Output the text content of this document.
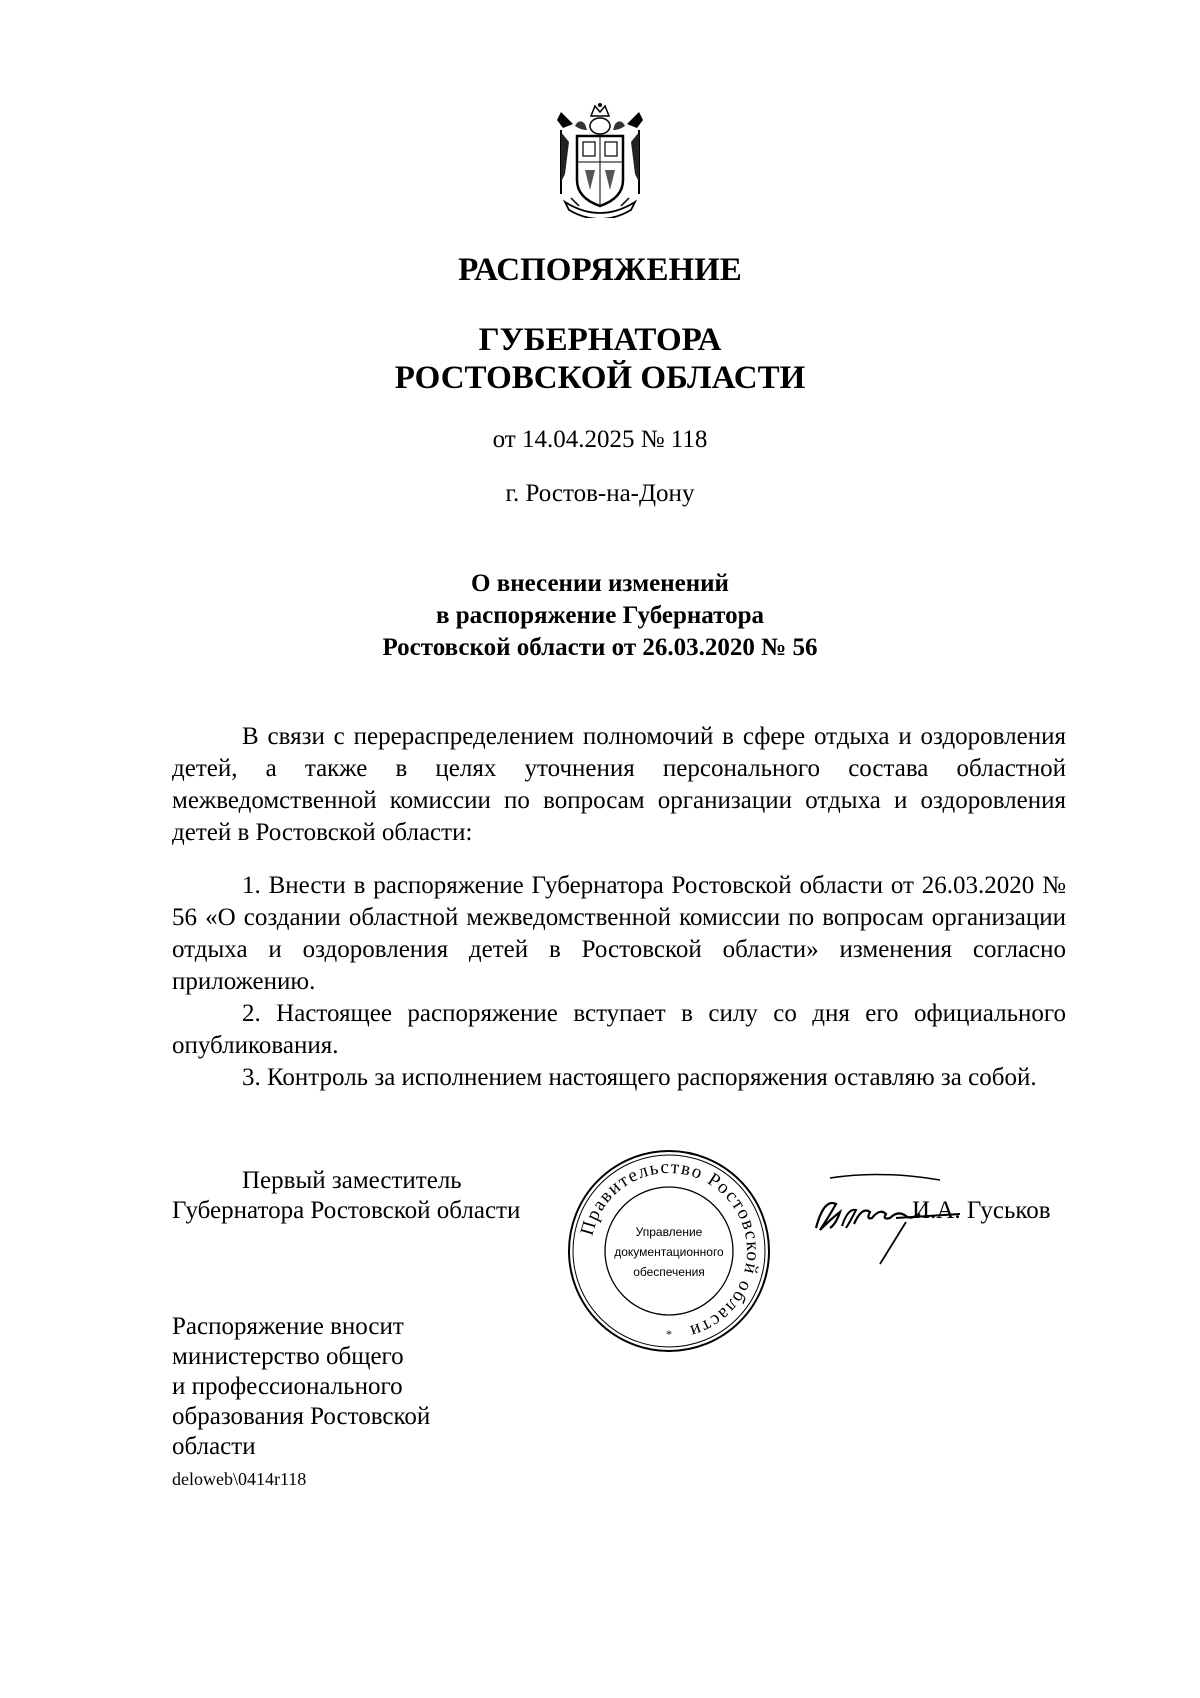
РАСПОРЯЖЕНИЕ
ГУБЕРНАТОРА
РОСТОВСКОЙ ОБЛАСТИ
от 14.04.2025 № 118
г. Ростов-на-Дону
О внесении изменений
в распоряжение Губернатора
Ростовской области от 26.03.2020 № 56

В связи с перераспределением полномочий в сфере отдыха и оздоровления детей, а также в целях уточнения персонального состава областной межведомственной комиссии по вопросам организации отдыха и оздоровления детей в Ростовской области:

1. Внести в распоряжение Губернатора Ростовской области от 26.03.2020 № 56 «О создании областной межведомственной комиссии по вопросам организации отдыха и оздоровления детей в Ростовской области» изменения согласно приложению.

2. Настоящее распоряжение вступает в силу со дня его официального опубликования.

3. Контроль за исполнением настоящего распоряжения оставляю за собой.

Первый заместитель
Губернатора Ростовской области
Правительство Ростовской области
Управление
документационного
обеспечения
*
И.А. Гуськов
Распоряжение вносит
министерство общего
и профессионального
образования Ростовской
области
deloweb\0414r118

+ + + + + + +

**TASK DIRECTIONS**
Give every line back word for word and leave the pictures out.

**SOLUTION TO THIS EXERCISE**
Output the text content of this document.
РАСПОРЯЖЕНИЕ
ГУБЕРНАТОРА
РОСТОВСКОЙ ОБЛАСТИ
от 14.04.2025 № 118
г. Ростов-на-Дону
О внесении изменений
в распоряжение Губернатора
Ростовской области от 26.03.2020 № 56

В связи с перераспределением полномочий в сфере отдыха и оздоровления детей, а также в целях уточнения персонального состава областной межведомственной комиссии по вопросам организации отдыха и оздоровления детей в Ростовской области:

1. Внести в распоряжение Губернатора Ростовской области от 26.03.2020 № 56 «О создании областной межведомственной комиссии по вопросам организации отдыха и оздоровления детей в Ростовской области» изменения согласно приложению.

2. Настоящее распоряжение вступает в силу со дня его официального опубликования.

3. Контроль за исполнением настоящего распоряжения оставляю за собой.

Первый заместитель
Губернатора Ростовской области
Правительство Ростовской области
Управление
документационного
обеспечения
*
И.А. Гуськов
Распоряжение вносит
министерство общего
и профессионального
образования Ростовской
области
deloweb\0414r118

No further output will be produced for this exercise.